Saved entries
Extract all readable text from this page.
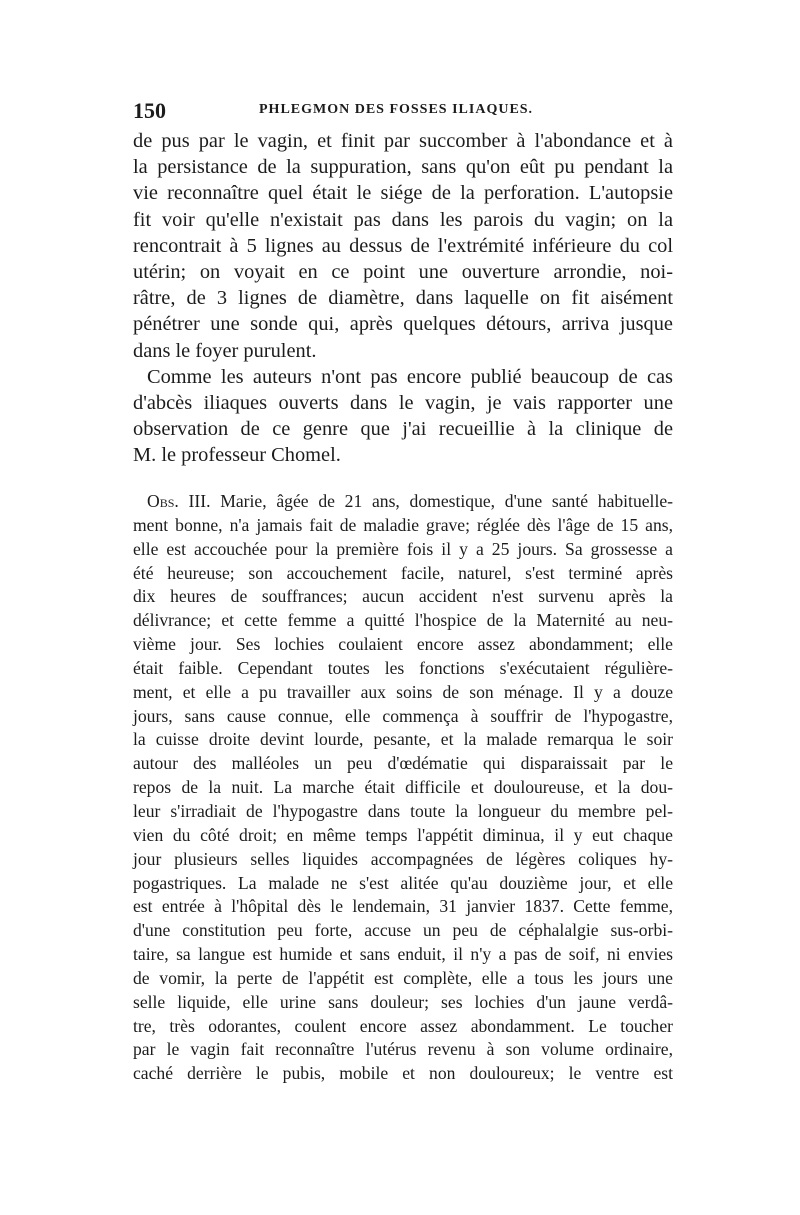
150	PHLEGMON DES FOSSES ILIAQUES.
de pus par le vagin, et finit par succomber à l'abondance et à
la persistance de la suppuration, sans qu'on eût pu pendant la
vie reconnaître quel était le siége de la perforation. L'autopsie
fit voir qu'elle n'existait pas dans les parois du vagin; on la
rencontrait à 5 lignes au dessus de l'extrémité inférieure du col
utérin; on voyait en ce point une ouverture arrondie, noi-
râtre, de 3 lignes de diamètre, dans laquelle on fit aisément
pénétrer une sonde qui, après quelques détours, arriva jusque
dans le foyer purulent.
Comme les auteurs n'ont pas encore publié beaucoup de cas
d'abcès iliaques ouverts dans le vagin, je vais rapporter une
observation de ce genre que j'ai recueillie à la clinique de
M. le professeur Chomel.
Obs. III. Marie, âgée de 21 ans, domestique, d'une santé habituelle-
ment bonne, n'a jamais fait de maladie grave; réglée dès l'âge de 15 ans,
elle est accouchée pour la première fois il y a 25 jours. Sa grossesse a
été heureuse; son accouchement facile, naturel, s'est terminé après
dix heures de souffrances; aucun accident n'est survenu après la
délivrance; et cette femme a quitté l'hospice de la Maternité au neu-
vième jour. Ses lochies coulaient encore assez abondamment; elle
était faible. Cependant toutes les fonctions s'exécutaient régulière-
ment, et elle a pu travailler aux soins de son ménage. Il y a douze
jours, sans cause connue, elle commença à souffrir de l'hypogastre,
la cuisse droite devint lourde, pesante, et la malade remarqua le soir
autour des malléoles un peu d'œdématie qui disparaissait par le
repos de la nuit. La marche était difficile et douloureuse, et la dou-
leur s'irradiait de l'hypogastre dans toute la longueur du membre pel-
vien du côté droit; en même temps l'appétit diminua, il y eut chaque
jour plusieurs selles liquides accompagnées de légères coliques hy-
pogastriques. La malade ne s'est alitée qu'au douzième jour, et elle
est entrée à l'hôpital dès le lendemain, 31 janvier 1837. Cette femme,
d'une constitution peu forte, accuse un peu de céphalalgie sus-orbi-
taire, sa langue est humide et sans enduit, il n'y a pas de soif, ni envies
de vomir, la perte de l'appétit est complète, elle a tous les jours une
selle liquide, elle urine sans douleur; ses lochies d'un jaune verdâ-
tre, très odorantes, coulent encore assez abondamment. Le toucher
par le vagin fait reconnaître l'utérus revenu à son volume ordinaire,
caché derrière le pubis, mobile et non douloureux; le ventre est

* Instruction:
Retype the whole listing exactly and leave the pictures out.

* Answer for this exercise:
Extract all readable text from this page.
150	PHLEGMON DES FOSSES ILIAQUES.
de pus par le vagin, et finit par succomber à l'abondance et à
la persistance de la suppuration, sans qu'on eût pu pendant la
vie reconnaître quel était le siége de la perforation. L'autopsie
fit voir qu'elle n'existait pas dans les parois du vagin; on la
rencontrait à 5 lignes au dessus de l'extrémité inférieure du col
utérin; on voyait en ce point une ouverture arrondie, noi-
râtre, de 3 lignes de diamètre, dans laquelle on fit aisément
pénétrer une sonde qui, après quelques détours, arriva jusque
dans le foyer purulent.
Comme les auteurs n'ont pas encore publié beaucoup de cas
d'abcès iliaques ouverts dans le vagin, je vais rapporter une
observation de ce genre que j'ai recueillie à la clinique de
M. le professeur Chomel.
Obs. III. Marie, âgée de 21 ans, domestique, d'une santé habituelle-
ment bonne, n'a jamais fait de maladie grave; réglée dès l'âge de 15 ans,
elle est accouchée pour la première fois il y a 25 jours. Sa grossesse a
été heureuse; son accouchement facile, naturel, s'est terminé après
dix heures de souffrances; aucun accident n'est survenu après la
délivrance; et cette femme a quitté l'hospice de la Maternité au neu-
vième jour. Ses lochies coulaient encore assez abondamment; elle
était faible. Cependant toutes les fonctions s'exécutaient régulière-
ment, et elle a pu travailler aux soins de son ménage. Il y a douze
jours, sans cause connue, elle commença à souffrir de l'hypogastre,
la cuisse droite devint lourde, pesante, et la malade remarqua le soir
autour des malléoles un peu d'œdématie qui disparaissait par le
repos de la nuit. La marche était difficile et douloureuse, et la dou-
leur s'irradiait de l'hypogastre dans toute la longueur du membre pel-
vien du côté droit; en même temps l'appétit diminua, il y eut chaque
jour plusieurs selles liquides accompagnées de légères coliques hy-
pogastriques. La malade ne s'est alitée qu'au douzième jour, et elle
est entrée à l'hôpital dès le lendemain, 31 janvier 1837. Cette femme,
d'une constitution peu forte, accuse un peu de céphalalgie sus-orbi-
taire, sa langue est humide et sans enduit, il n'y a pas de soif, ni envies
de vomir, la perte de l'appétit est complète, elle a tous les jours une
selle liquide, elle urine sans douleur; ses lochies d'un jaune verdâ-
tre, très odorantes, coulent encore assez abondamment. Le toucher
par le vagin fait reconnaître l'utérus revenu à son volume ordinaire,
caché derrière le pubis, mobile et non douloureux; le ventre est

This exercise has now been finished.